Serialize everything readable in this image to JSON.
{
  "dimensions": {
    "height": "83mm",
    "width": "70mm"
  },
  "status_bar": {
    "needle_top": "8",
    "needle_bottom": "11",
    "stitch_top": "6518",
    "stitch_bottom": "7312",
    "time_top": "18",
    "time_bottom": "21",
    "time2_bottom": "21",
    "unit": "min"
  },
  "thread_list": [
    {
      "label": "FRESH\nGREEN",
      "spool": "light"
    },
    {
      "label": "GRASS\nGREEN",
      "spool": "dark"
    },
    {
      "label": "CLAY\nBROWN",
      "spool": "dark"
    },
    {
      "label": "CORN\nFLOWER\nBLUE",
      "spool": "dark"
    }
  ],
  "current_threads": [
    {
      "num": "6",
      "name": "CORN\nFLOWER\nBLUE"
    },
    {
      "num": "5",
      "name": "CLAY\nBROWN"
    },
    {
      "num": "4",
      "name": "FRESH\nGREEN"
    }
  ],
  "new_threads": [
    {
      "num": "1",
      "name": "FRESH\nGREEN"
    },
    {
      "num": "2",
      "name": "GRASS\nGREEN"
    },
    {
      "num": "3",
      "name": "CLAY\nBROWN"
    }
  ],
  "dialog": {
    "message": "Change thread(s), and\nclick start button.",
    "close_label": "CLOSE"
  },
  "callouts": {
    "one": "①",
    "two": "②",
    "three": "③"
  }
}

====

-- WRITTEN TASK --
All of the lines above need to be given again exactly.

-- OUTPUT BELOW --
Serialize everything readable in this image to JSON.
{
  "dimensions": {
    "height": "83mm",
    "width": "70mm"
  },
  "status_bar": {
    "needle_top": "8",
    "needle_bottom": "11",
    "stitch_top": "6518",
    "stitch_bottom": "7312",
    "time_top": "18",
    "time_bottom": "21",
    "time2_bottom": "21",
    "unit": "min"
  },
  "thread_list": [
    {
      "label": "FRESH\nGREEN",
      "spool": "light"
    },
    {
      "label": "GRASS\nGREEN",
      "spool": "dark"
    },
    {
      "label": "CLAY\nBROWN",
      "spool": "dark"
    },
    {
      "label": "CORN\nFLOWER\nBLUE",
      "spool": "dark"
    }
  ],
  "current_threads": [
    {
      "num": "6",
      "name": "CORN\nFLOWER\nBLUE"
    },
    {
      "num": "5",
      "name": "CLAY\nBROWN"
    },
    {
      "num": "4",
      "name": "FRESH\nGREEN"
    }
  ],
  "new_threads": [
    {
      "num": "1",
      "name": "FRESH\nGREEN"
    },
    {
      "num": "2",
      "name": "GRASS\nGREEN"
    },
    {
      "num": "3",
      "name": "CLAY\nBROWN"
    }
  ],
  "dialog": {
    "message": "Change thread(s), and\nclick start button.",
    "close_label": "CLOSE"
  },
  "callouts": {
    "one": "①",
    "two": "②",
    "three": "③"
  }
}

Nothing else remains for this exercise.